[Begin RECORDS PROVIDED]

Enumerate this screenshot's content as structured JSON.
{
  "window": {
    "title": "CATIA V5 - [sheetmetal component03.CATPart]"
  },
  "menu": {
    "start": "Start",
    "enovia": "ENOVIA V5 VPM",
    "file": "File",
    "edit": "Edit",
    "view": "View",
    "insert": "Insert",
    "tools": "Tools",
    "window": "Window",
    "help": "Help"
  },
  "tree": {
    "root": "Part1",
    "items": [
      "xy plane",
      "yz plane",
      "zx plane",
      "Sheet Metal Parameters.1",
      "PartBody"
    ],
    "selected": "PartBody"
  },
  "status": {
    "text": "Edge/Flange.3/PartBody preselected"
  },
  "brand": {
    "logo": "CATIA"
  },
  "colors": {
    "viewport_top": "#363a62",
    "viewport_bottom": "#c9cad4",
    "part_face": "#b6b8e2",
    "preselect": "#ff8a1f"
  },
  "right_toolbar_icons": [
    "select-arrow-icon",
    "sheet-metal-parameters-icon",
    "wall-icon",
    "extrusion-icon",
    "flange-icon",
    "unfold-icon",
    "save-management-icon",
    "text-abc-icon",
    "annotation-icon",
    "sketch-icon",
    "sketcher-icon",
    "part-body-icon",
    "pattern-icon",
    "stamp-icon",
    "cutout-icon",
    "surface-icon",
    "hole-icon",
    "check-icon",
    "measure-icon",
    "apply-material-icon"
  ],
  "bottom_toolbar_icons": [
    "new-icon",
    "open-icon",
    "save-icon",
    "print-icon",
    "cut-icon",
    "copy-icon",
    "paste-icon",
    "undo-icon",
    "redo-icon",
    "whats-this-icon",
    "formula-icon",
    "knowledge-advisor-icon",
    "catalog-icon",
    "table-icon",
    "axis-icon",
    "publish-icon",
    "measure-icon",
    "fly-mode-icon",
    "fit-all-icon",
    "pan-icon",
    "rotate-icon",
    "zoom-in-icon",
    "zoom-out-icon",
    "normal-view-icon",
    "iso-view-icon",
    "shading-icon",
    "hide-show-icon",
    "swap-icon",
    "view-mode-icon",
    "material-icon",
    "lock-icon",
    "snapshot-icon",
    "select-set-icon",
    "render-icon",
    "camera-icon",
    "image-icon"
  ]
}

[End RECORDS PROVIDED]

(OBJECTIVE)
Exact copies of all the records are required.

(WRITTEN RESPONSE)
Enumerate this screenshot's content as structured JSON.
{
  "window": {
    "title": "CATIA V5 - [sheetmetal component03.CATPart]"
  },
  "menu": {
    "start": "Start",
    "enovia": "ENOVIA V5 VPM",
    "file": "File",
    "edit": "Edit",
    "view": "View",
    "insert": "Insert",
    "tools": "Tools",
    "window": "Window",
    "help": "Help"
  },
  "tree": {
    "root": "Part1",
    "items": [
      "xy plane",
      "yz plane",
      "zx plane",
      "Sheet Metal Parameters.1",
      "PartBody"
    ],
    "selected": "PartBody"
  },
  "status": {
    "text": "Edge/Flange.3/PartBody preselected"
  },
  "brand": {
    "logo": "CATIA"
  },
  "colors": {
    "viewport_top": "#363a62",
    "viewport_bottom": "#c9cad4",
    "part_face": "#b6b8e2",
    "preselect": "#ff8a1f"
  },
  "right_toolbar_icons": [
    "select-arrow-icon",
    "sheet-metal-parameters-icon",
    "wall-icon",
    "extrusion-icon",
    "flange-icon",
    "unfold-icon",
    "save-management-icon",
    "text-abc-icon",
    "annotation-icon",
    "sketch-icon",
    "sketcher-icon",
    "part-body-icon",
    "pattern-icon",
    "stamp-icon",
    "cutout-icon",
    "surface-icon",
    "hole-icon",
    "check-icon",
    "measure-icon",
    "apply-material-icon"
  ],
  "bottom_toolbar_icons": [
    "new-icon",
    "open-icon",
    "save-icon",
    "print-icon",
    "cut-icon",
    "copy-icon",
    "paste-icon",
    "undo-icon",
    "redo-icon",
    "whats-this-icon",
    "formula-icon",
    "knowledge-advisor-icon",
    "catalog-icon",
    "table-icon",
    "axis-icon",
    "publish-icon",
    "measure-icon",
    "fly-mode-icon",
    "fit-all-icon",
    "pan-icon",
    "rotate-icon",
    "zoom-in-icon",
    "zoom-out-icon",
    "normal-view-icon",
    "iso-view-icon",
    "shading-icon",
    "hide-show-icon",
    "swap-icon",
    "view-mode-icon",
    "material-icon",
    "lock-icon",
    "snapshot-icon",
    "select-set-icon",
    "render-icon",
    "camera-icon",
    "image-icon"
  ]
}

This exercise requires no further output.